**To do:** Return a copy of each line that holds the string "Ensino".

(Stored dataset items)
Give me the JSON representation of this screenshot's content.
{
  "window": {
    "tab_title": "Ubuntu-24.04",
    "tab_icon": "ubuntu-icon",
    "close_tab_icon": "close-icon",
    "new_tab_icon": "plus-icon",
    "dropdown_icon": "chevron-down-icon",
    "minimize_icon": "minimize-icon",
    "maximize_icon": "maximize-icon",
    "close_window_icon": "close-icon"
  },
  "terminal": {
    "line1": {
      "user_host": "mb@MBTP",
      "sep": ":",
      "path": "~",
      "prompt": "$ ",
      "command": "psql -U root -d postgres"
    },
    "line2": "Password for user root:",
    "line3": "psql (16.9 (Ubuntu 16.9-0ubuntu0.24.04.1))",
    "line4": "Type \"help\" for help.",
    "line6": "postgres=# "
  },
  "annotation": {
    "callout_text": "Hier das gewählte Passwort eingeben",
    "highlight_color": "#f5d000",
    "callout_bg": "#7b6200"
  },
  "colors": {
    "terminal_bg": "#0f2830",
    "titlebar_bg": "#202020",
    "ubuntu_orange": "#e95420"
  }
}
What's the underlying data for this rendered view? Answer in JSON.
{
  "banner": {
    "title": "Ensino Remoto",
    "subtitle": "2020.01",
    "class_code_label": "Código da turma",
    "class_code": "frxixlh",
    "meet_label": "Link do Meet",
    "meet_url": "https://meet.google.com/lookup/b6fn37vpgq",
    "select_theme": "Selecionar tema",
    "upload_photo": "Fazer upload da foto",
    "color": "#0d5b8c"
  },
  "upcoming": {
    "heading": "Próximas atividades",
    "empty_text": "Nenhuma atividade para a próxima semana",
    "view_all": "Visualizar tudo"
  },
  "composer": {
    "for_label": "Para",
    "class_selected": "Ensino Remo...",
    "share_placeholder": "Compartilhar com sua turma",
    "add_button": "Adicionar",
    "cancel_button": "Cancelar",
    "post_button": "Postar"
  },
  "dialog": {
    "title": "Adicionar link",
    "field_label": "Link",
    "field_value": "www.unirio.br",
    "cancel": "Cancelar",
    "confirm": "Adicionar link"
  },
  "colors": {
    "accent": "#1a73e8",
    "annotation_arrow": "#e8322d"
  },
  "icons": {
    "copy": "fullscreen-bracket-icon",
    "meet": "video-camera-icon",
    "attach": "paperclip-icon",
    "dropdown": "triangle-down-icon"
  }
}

**Exercise answer:**
    "title": "Ensino Remoto",
    "class_selected": "Ensino Remo...",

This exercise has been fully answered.